=== What you are asked to do ===
Check every line of the entries below for the word "hallgatók", and copy the ones that have it.

##### Records to use #####

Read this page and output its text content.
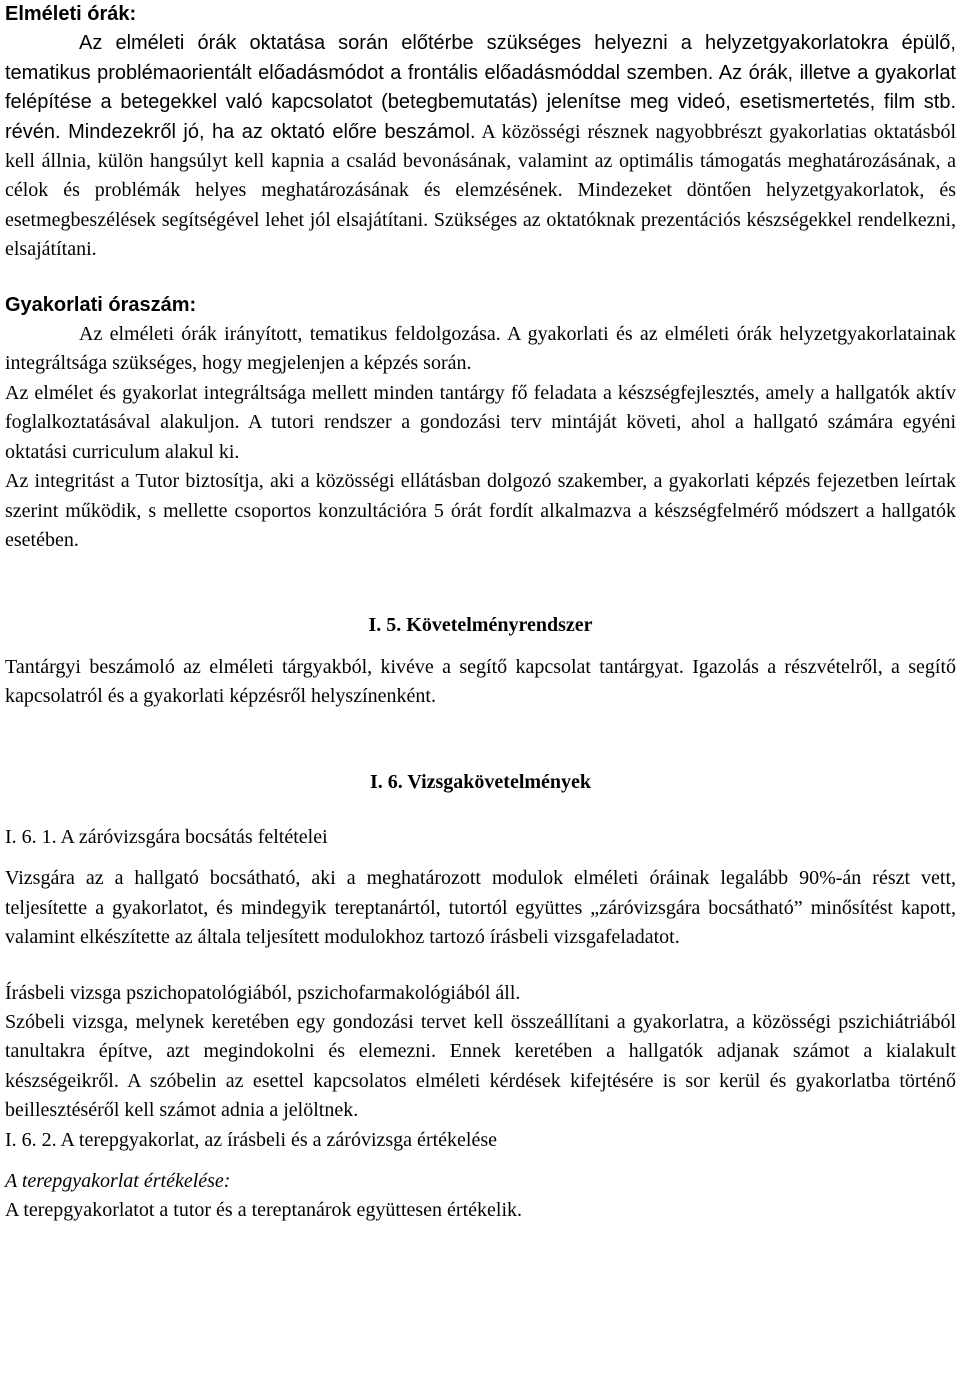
Elméleti órák:

Az elméleti órák oktatása során előtérbe szükséges helyezni a helyzetgyakorlatokra épülő, tematikus problémaorientált előadásmódot a frontális előadásmóddal szemben. Az órák, illetve a gyakorlat felépítése a betegekkel való kapcsolatot (betegbemutatás) jelenítse meg videó, esetismertetés, film stb. révén. Mindezekről jó, ha az oktató előre beszámol. A közösségi résznek nagyobbrészt gyakorlatias oktatásból kell állnia, külön hangsúlyt kell kapnia a család bevonásának, valamint az optimális támogatás meghatározásának, a célok és problémák helyes meghatározásának és elemzésének. Mindezeket döntően helyzetgyakorlatok, és esetmegbeszélések segítségével lehet jól elsajátítani. Szükséges az oktatóknak prezentációs készségekkel rendelkezni, elsajátítani.

Gyakorlati óraszám:

Az elméleti órák irányított, tematikus feldolgozása. A gyakorlati és az elméleti órák helyzetgyakorlatainak integráltsága szükséges, hogy megjelenjen a képzés során.

Az elmélet és gyakorlat integráltsága mellett minden tantárgy fő feladata a készségfejlesztés, amely a hallgatók aktív foglalkoztatásával alakuljon. A tutori rendszer a gondozási terv mintáját követi, ahol a hallgató számára egyéni oktatási curriculum alakul ki.

Az integritást a Tutor biztosítja, aki a közösségi ellátásban dolgozó szakember, a gyakorlati képzés fejezetben leírtak szerint működik, s mellette csoportos konzultációra 5 órát fordít alkalmazva a készségfelmérő módszert a hallgatók esetében.

I. 5. Követelményrendszer

Tantárgyi beszámoló az elméleti tárgyakból, kivéve a segítő kapcsolat tantárgyat. Igazolás a részvételről, a segítő kapcsolatról és a gyakorlati képzésről helyszínenként.

I. 6. Vizsgakövetelmények
I. 6. 1. A záróvizsgára bocsátás feltételei

Vizsgára az a hallgató bocsátható, aki a meghatározott modulok elméleti óráinak legalább 90%-án részt vett, teljesítette a gyakorlatot, és mindegyik tereptanártól, tutortól együttes „záróvizsgára bocsátható” minősítést kapott, valamint elkészítette az általa teljesített modulokhoz tartozó írásbeli vizsgafeladatot.

Írásbeli vizsga pszichopatológiából, pszichofarmakológiából áll.

Szóbeli vizsga, melynek keretében egy gondozási tervet kell összeállítani a gyakorlatra, a közösségi pszichiátriából tanultakra építve, azt megindokolni és elemezni. Ennek keretében a hallgatók adjanak számot a kialakult készségeikről. A szóbelin az esettel kapcsolatos elméleti kérdések kifejtésére is sor kerül és gyakorlatba történő beillesztéséről kell számot adnia a jelöltnek.

I. 6. 2. A terepgyakorlat, az írásbeli és a záróvizsga értékelése
A terepgyakorlat értékelése:

A terepgyakorlatot a tutor és a tereptanárok együttesen értékelik.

#####

=== Answer to the problem ===
Az elmélet és gyakorlat integráltsága mellett minden tantárgy fő feladata a készségfejlesztés, amely a hallgatók aktív foglalkoztatásával alakuljon. A tutori rendszer a gondozási terv mintáját követi, ahol a hallgató számára egyéni oktatási curriculum alakul ki.
Az integritást a Tutor biztosítja, aki a közösségi ellátásban dolgozó szakember, a gyakorlati képzés fejezetben leírtak szerint működik, s mellette csoportos konzultációra 5 órát fordít alkalmazva a készségfelmérő módszert a hallgatók esetében.
Szóbeli vizsga, melynek keretében egy gondozási tervet kell összeállítani a gyakorlatra, a közösségi pszichiátriából tanultakra építve, azt megindokolni és elemezni. Ennek keretében a hallgatók adjanak számot a kialakult készségeikről. A szóbelin az esettel kapcsolatos elméleti kérdések kifejtésére is sor kerül és gyakorlatba történő beillesztéséről kell számot adnia a jelöltnek.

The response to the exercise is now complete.